##### Data for this task

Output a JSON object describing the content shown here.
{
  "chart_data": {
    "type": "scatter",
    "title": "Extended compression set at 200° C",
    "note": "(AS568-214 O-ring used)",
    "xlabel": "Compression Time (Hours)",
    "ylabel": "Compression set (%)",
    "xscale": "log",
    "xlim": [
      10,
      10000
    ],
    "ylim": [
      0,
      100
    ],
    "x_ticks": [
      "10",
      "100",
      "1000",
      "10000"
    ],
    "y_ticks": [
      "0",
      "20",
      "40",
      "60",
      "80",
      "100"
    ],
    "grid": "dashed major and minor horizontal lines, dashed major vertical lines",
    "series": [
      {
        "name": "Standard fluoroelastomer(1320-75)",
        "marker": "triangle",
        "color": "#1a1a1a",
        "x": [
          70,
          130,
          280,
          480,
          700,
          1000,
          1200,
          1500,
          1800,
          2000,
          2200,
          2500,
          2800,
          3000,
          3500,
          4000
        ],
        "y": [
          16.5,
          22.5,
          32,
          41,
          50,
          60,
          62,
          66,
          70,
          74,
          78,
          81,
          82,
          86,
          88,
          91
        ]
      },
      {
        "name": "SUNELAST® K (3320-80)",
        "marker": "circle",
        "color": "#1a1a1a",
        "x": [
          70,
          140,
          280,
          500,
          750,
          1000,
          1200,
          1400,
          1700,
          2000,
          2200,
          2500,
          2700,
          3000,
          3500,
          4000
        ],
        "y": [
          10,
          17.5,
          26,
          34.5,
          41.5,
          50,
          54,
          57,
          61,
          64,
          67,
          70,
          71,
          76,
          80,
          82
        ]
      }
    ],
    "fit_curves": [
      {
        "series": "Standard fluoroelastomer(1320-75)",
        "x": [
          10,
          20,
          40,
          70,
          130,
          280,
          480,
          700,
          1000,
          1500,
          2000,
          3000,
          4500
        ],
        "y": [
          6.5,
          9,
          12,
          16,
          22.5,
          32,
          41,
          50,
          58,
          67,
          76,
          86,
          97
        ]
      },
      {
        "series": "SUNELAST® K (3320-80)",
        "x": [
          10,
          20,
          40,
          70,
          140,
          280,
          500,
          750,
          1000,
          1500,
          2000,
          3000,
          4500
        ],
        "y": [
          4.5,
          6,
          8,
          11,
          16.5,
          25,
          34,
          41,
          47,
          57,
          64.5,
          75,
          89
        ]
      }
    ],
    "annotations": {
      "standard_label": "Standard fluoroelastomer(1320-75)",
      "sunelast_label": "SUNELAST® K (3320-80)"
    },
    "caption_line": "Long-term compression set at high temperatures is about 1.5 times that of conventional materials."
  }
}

##########

◆ **Problem to work on**:
Go through the listing and copy all of it exactly.

◆ **Answer to this exercise**:
Output a JSON object describing the content shown here.
{
  "chart_data": {
    "type": "scatter",
    "title": "Extended compression set at 200° C",
    "note": "(AS568-214 O-ring used)",
    "xlabel": "Compression Time (Hours)",
    "ylabel": "Compression set (%)",
    "xscale": "log",
    "xlim": [
      10,
      10000
    ],
    "ylim": [
      0,
      100
    ],
    "x_ticks": [
      "10",
      "100",
      "1000",
      "10000"
    ],
    "y_ticks": [
      "0",
      "20",
      "40",
      "60",
      "80",
      "100"
    ],
    "grid": "dashed major and minor horizontal lines, dashed major vertical lines",
    "series": [
      {
        "name": "Standard fluoroelastomer(1320-75)",
        "marker": "triangle",
        "color": "#1a1a1a",
        "x": [
          70,
          130,
          280,
          480,
          700,
          1000,
          1200,
          1500,
          1800,
          2000,
          2200,
          2500,
          2800,
          3000,
          3500,
          4000
        ],
        "y": [
          16.5,
          22.5,
          32,
          41,
          50,
          60,
          62,
          66,
          70,
          74,
          78,
          81,
          82,
          86,
          88,
          91
        ]
      },
      {
        "name": "SUNELAST® K (3320-80)",
        "marker": "circle",
        "color": "#1a1a1a",
        "x": [
          70,
          140,
          280,
          500,
          750,
          1000,
          1200,
          1400,
          1700,
          2000,
          2200,
          2500,
          2700,
          3000,
          3500,
          4000
        ],
        "y": [
          10,
          17.5,
          26,
          34.5,
          41.5,
          50,
          54,
          57,
          61,
          64,
          67,
          70,
          71,
          76,
          80,
          82
        ]
      }
    ],
    "fit_curves": [
      {
        "series": "Standard fluoroelastomer(1320-75)",
        "x": [
          10,
          20,
          40,
          70,
          130,
          280,
          480,
          700,
          1000,
          1500,
          2000,
          3000,
          4500
        ],
        "y": [
          6.5,
          9,
          12,
          16,
          22.5,
          32,
          41,
          50,
          58,
          67,
          76,
          86,
          97
        ]
      },
      {
        "series": "SUNELAST® K (3320-80)",
        "x": [
          10,
          20,
          40,
          70,
          140,
          280,
          500,
          750,
          1000,
          1500,
          2000,
          3000,
          4500
        ],
        "y": [
          4.5,
          6,
          8,
          11,
          16.5,
          25,
          34,
          41,
          47,
          57,
          64.5,
          75,
          89
        ]
      }
    ],
    "annotations": {
      "standard_label": "Standard fluoroelastomer(1320-75)",
      "sunelast_label": "SUNELAST® K (3320-80)"
    },
    "caption_line": "Long-term compression set at high temperatures is about 1.5 times that of conventional materials."
  }
}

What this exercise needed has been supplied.